» **Do this**: Restate the entire listing word for word.

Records
######
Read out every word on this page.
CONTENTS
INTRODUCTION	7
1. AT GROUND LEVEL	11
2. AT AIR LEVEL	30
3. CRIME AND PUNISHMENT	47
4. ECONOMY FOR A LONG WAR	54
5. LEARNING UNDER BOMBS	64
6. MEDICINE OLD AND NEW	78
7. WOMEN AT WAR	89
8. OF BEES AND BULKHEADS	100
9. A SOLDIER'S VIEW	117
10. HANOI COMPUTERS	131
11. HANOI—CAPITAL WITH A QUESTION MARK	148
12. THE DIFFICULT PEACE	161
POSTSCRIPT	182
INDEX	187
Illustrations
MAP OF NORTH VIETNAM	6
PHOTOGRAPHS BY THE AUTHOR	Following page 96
######
» **Response to this task**:
Read out every word on this page.
CONTENTS
INTRODUCTION	7
1. AT GROUND LEVEL	11
2. AT AIR LEVEL	30
3. CRIME AND PUNISHMENT	47
4. ECONOMY FOR A LONG WAR	54
5. LEARNING UNDER BOMBS	64
6. MEDICINE OLD AND NEW	78
7. WOMEN AT WAR	89
8. OF BEES AND BULKHEADS	100
9. A SOLDIER'S VIEW	117
10. HANOI COMPUTERS	131
11. HANOI—CAPITAL WITH A QUESTION MARK	148
12. THE DIFFICULT PEACE	161
POSTSCRIPT	182
INDEX	187
Illustrations
MAP OF NORTH VIETNAM	6
PHOTOGRAPHS BY THE AUTHOR	Following page 96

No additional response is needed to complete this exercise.